| ASSIGNED TASK |
Each line below that includes the word "What" is to be reported.

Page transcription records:
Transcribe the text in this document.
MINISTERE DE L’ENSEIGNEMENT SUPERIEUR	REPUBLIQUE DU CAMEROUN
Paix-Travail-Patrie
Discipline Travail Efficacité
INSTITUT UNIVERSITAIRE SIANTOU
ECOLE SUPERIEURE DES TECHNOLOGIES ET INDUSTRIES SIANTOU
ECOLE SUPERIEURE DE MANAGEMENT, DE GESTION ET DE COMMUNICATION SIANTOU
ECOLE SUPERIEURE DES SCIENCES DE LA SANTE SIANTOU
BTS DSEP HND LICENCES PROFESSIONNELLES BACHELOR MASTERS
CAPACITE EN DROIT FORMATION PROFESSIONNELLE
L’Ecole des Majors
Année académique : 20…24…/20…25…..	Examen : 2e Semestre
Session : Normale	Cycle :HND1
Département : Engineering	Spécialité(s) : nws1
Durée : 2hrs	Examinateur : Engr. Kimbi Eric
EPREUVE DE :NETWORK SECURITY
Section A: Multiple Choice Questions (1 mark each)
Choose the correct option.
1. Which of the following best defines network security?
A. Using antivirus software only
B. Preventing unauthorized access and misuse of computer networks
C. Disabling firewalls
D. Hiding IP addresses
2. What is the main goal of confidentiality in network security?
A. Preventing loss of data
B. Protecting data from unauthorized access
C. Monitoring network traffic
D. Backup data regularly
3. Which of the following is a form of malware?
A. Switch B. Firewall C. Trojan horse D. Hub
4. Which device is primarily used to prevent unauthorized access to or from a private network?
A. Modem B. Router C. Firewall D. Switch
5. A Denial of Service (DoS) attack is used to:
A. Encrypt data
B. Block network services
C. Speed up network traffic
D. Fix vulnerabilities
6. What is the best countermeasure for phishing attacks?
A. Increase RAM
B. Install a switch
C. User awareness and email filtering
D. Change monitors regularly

| TASK RESPONSE |
2. What is the main goal of confidentiality in network security?
6. What is the best countermeasure for phishing attacks?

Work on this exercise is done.